**Goal of the exercise**:
Your answer must be a word-for-word copy of the data.

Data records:
----

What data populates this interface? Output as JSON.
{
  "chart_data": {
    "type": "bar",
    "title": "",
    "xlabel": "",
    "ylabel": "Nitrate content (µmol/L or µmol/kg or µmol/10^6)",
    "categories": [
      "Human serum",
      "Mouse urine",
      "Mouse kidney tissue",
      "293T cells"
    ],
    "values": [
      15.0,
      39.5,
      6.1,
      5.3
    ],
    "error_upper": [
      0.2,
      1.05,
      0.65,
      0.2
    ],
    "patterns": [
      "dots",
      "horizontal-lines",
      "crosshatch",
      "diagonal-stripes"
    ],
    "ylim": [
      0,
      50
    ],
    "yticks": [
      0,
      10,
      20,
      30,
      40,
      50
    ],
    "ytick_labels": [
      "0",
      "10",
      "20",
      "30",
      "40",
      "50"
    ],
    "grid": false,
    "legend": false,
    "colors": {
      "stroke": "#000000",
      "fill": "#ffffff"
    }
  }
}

----

**The completed task**:
What data populates this interface? Output as JSON.
{
  "chart_data": {
    "type": "bar",
    "title": "",
    "xlabel": "",
    "ylabel": "Nitrate content (µmol/L or µmol/kg or µmol/10^6)",
    "categories": [
      "Human serum",
      "Mouse urine",
      "Mouse kidney tissue",
      "293T cells"
    ],
    "values": [
      15.0,
      39.5,
      6.1,
      5.3
    ],
    "error_upper": [
      0.2,
      1.05,
      0.65,
      0.2
    ],
    "patterns": [
      "dots",
      "horizontal-lines",
      "crosshatch",
      "diagonal-stripes"
    ],
    "ylim": [
      0,
      50
    ],
    "yticks": [
      0,
      10,
      20,
      30,
      40,
      50
    ],
    "ytick_labels": [
      "0",
      "10",
      "20",
      "30",
      "40",
      "50"
    ],
    "grid": false,
    "legend": false,
    "colors": {
      "stroke": "#000000",
      "fill": "#ffffff"
    }
  }
}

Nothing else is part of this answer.